Challenge —
Repeat, exactly and completely, the entries shown underneath.

[Records from a dataset]
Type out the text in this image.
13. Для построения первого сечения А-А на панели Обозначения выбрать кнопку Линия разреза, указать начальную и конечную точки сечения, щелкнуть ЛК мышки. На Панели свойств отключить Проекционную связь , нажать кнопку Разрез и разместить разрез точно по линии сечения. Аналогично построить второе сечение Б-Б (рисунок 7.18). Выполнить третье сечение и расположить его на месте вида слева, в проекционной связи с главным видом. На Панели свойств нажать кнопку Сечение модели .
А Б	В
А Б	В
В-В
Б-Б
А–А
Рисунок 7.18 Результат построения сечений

Exercise answer —
Type out the text in this image.
13. Для построения первого сечения А-А на панели Обозначения выбрать кнопку Линия разреза, указать начальную и конечную точки сечения, щелкнуть ЛК мышки. На Панели свойств отключить Проекционную связь , нажать кнопку Разрез и разместить разрез точно по линии сечения. Аналогично построить второе сечение Б-Б (рисунок 7.18). Выполнить третье сечение и расположить его на месте вида слева, в проекционной связи с главным видом. На Панели свойств нажать кнопку Сечение модели .
А Б	В
А Б	В
В-В
Б-Б
А–А
Рисунок 7.18 Результат построения сечений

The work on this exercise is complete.